CONSIGNE A: Recopie tel quel le passage de la liste qui part de son tout début et s'achève sur la ligne contenant "add-shortcut-icon: + [976,609,1001,642]", cette dernière comprise.
CONSIGNE B: Écris la suite de la critique consacrée à « La guerre des mondes ».

EXTRAIT DU DOCUMENT:
──────────
La guerre des mondes

de H. G. Wells

*****

Passionnant ! 

Et comme ce roman a bien vieilli ! Sauf si vous êtes allergique à l'écriture classique vous allez passer un excellent moment avec cette "Guerre des Mondes" que tout le monde croit connaître, mais que peu ont vraiment lu. Eh bien, vous avez tort. Même si vous pensez connaître l'histoire (c'était mon cas) , cela vaut vraiment la peine d'être lu, et, comme le souligne J. Altairac dans son ouvrage "Il semble bien qu'avant Wells, il n’existe qu'un seul texte décrivant l'invasion de la terre par des extraterrestres . (...) Et revoilà Wells dans le rôle de créateur de thèmes de science-fiction. L'invasion extraterrestre va devenir, comme le voyage dans le temps, un des motifs les plus exploités du genre."

Et à propos, pourquoi "Martiens" et non "Marsiens", puisqu'ils viennent de Mars ? Eh bien, je vous le dirai vers la fin de ce commentaire, vous aurez au moins appris quelque chose.

Revenons à notre histoire. Nous sommes à Londres et sa proche banlieue, à la toute fin du 19ème siècle. Les Martiens, donc, débarquent près de Londres, dans des fusées (pas de soucoupe) qui atterrissent au rythme de une par jour. Les Anglais, déjà amplement persuadés de leur supériorité sur le reste du monde, ne doutent pas non plus beaucoup de l'élargir à cette nouvelle engeance. Pour l'instant, on observe, sans que cela déclenche un grand émoi dans la capitale toute proche et en répétant abondamment que la gravité bien plus forte sur Terre que sur Mars, les condamnera à une pénible et lente reptation...
──────────
DONNÉES DE L'EXERCICE:
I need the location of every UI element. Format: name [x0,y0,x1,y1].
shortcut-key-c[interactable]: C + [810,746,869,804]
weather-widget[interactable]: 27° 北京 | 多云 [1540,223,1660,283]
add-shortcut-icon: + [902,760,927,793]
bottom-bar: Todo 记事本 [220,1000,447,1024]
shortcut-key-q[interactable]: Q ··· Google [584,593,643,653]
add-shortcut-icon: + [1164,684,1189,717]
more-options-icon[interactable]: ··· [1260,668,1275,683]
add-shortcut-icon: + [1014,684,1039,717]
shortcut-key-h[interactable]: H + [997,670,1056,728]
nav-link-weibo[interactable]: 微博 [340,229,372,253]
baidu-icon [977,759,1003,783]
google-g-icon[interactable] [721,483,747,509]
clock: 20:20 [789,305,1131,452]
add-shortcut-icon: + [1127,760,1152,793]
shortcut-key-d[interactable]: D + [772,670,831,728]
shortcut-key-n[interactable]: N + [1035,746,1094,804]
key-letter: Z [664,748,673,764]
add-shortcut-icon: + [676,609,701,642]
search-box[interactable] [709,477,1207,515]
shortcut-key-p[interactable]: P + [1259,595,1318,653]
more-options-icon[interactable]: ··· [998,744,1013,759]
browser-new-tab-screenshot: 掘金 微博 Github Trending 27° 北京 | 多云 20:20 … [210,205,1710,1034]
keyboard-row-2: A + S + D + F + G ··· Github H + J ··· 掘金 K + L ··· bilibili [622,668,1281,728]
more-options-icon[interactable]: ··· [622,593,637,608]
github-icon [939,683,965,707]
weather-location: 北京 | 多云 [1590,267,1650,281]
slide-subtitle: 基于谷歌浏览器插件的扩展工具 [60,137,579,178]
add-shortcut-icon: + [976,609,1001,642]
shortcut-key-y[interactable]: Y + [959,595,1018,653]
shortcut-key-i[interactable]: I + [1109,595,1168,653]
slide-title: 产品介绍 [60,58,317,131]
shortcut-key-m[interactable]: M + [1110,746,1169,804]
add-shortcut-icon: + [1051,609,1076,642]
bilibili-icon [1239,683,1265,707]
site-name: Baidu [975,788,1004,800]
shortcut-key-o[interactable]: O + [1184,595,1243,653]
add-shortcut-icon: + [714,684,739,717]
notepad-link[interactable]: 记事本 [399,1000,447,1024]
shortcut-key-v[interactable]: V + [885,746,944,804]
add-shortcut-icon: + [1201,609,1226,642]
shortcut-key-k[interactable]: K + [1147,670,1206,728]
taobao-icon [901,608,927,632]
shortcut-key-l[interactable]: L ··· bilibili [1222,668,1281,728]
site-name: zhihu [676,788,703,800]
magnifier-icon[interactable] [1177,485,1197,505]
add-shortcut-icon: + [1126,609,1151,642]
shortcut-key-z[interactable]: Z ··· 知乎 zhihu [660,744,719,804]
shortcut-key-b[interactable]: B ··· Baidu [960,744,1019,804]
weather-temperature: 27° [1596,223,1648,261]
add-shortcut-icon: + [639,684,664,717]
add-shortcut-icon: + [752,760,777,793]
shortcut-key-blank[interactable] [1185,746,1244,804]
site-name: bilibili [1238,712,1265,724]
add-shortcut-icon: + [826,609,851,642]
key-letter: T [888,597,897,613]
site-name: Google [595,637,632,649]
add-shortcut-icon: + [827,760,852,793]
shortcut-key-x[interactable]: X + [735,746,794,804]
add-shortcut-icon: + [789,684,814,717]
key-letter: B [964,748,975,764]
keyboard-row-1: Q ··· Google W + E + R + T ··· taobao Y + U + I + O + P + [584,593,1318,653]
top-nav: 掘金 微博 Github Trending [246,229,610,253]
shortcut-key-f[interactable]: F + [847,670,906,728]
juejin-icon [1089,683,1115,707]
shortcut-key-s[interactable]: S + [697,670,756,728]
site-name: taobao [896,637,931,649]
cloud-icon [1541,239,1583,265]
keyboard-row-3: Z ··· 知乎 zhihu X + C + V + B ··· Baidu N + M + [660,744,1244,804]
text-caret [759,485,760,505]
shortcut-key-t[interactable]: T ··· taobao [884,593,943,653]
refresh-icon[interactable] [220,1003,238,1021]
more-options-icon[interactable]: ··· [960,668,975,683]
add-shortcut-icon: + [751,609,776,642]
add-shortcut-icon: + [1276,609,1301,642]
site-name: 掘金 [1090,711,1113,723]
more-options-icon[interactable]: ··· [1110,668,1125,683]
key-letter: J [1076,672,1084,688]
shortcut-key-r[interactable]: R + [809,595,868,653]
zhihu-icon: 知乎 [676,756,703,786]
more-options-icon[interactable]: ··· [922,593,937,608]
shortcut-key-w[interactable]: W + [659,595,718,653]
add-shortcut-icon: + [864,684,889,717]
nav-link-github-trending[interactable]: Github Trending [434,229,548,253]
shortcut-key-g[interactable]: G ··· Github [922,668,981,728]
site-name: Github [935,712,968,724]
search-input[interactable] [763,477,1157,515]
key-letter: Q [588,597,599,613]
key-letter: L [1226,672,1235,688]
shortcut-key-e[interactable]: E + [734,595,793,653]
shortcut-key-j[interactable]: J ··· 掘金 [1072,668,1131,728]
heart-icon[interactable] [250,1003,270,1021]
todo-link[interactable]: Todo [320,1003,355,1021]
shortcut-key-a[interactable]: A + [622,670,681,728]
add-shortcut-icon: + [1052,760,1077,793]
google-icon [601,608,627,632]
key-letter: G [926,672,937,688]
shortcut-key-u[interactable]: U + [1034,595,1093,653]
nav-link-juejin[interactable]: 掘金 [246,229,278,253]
──────────
RÉSULTAT A:
I need the location of every UI element. Format: name [x0,y0,x1,y1].
shortcut-key-c[interactable]: C + [810,746,869,804]
weather-widget[interactable]: 27° 北京 | 多云 [1540,223,1660,283]
add-shortcut-icon: + [902,760,927,793]
bottom-bar: Todo 记事本 [220,1000,447,1024]
shortcut-key-q[interactable]: Q ··· Google [584,593,643,653]
add-shortcut-icon: + [1164,684,1189,717]
more-options-icon[interactable]: ··· [1260,668,1275,683]
add-shortcut-icon: + [1014,684,1039,717]
shortcut-key-h[interactable]: H + [997,670,1056,728]
nav-link-weibo[interactable]: 微博 [340,229,372,253]
baidu-icon [977,759,1003,783]
google-g-icon[interactable] [721,483,747,509]
clock: 20:20 [789,305,1131,452]
add-shortcut-icon: + [1127,760,1152,793]
shortcut-key-d[interactable]: D + [772,670,831,728]
shortcut-key-n[interactable]: N + [1035,746,1094,804]
key-letter: Z [664,748,673,764]
add-shortcut-icon: + [676,609,701,642]
search-box[interactable] [709,477,1207,515]
shortcut-key-p[interactable]: P + [1259,595,1318,653]
more-options-icon[interactable]: ··· [998,744,1013,759]
browser-new-tab-screenshot: 掘金 微博 Github Trending 27° 北京 | 多云 20:20 … [210,205,1710,1034]
keyboard-row-2: A + S + D + F + G ··· Github H + J ··· 掘金 K + L ··· bilibili [622,668,1281,728]
more-options-icon[interactable]: ··· [622,593,637,608]
github-icon [939,683,965,707]
weather-location: 北京 | 多云 [1590,267,1650,281]
slide-subtitle: 基于谷歌浏览器插件的扩展工具 [60,137,579,178]
add-shortcut-icon: + [976,609,1001,642]

RÉSULTAT B:
 Et ce n'est pas faux, sauf que les Martiens n'ont jamais eu l'intention de se déplacer sur Terre, ils ont des machines, pour s'occuper de cela. Machines qui correspondent bien à ce qui est dessiné sur la couverture de l'édition Folio montrée ici. Après un temps de récupération, les machines se mettent en marche pour vaquer à leurs affaires. Les Terriens s'interposent, les Martiens les écrasent. On envoie l'armée, les canons, de plus en plus gros, d’autant que c'est vers Londres qu'ils vont. Il n'y a même pas vraiment de bataille, les envahisseurs s'en débarrassent comme nous nous débarrasserions  d'insectes envahissants... et poursuivent sans y prêter plus d'attention. Les populations fuient dans la plus grande pagaille. Le pays tout entier cesse bien vite de fonctionner. Pour tout arranger, on ne tarde pas à s'apercevoir que les Martiens se nourrissent du sang des humains, et les fusées continuent d'arriver : une par jour...

Le récit nous en est fait par un narrateur (ressemblant énormément à Wells lui-même) qui se trouvait non loin du lieu de la chute de la première fusée et qui, d'une curiosité insatiable, tient beaucoup à observer tout ce qui se passe. A un moment, son récit est complété par celui de son frère qui se trouvait à Londres même.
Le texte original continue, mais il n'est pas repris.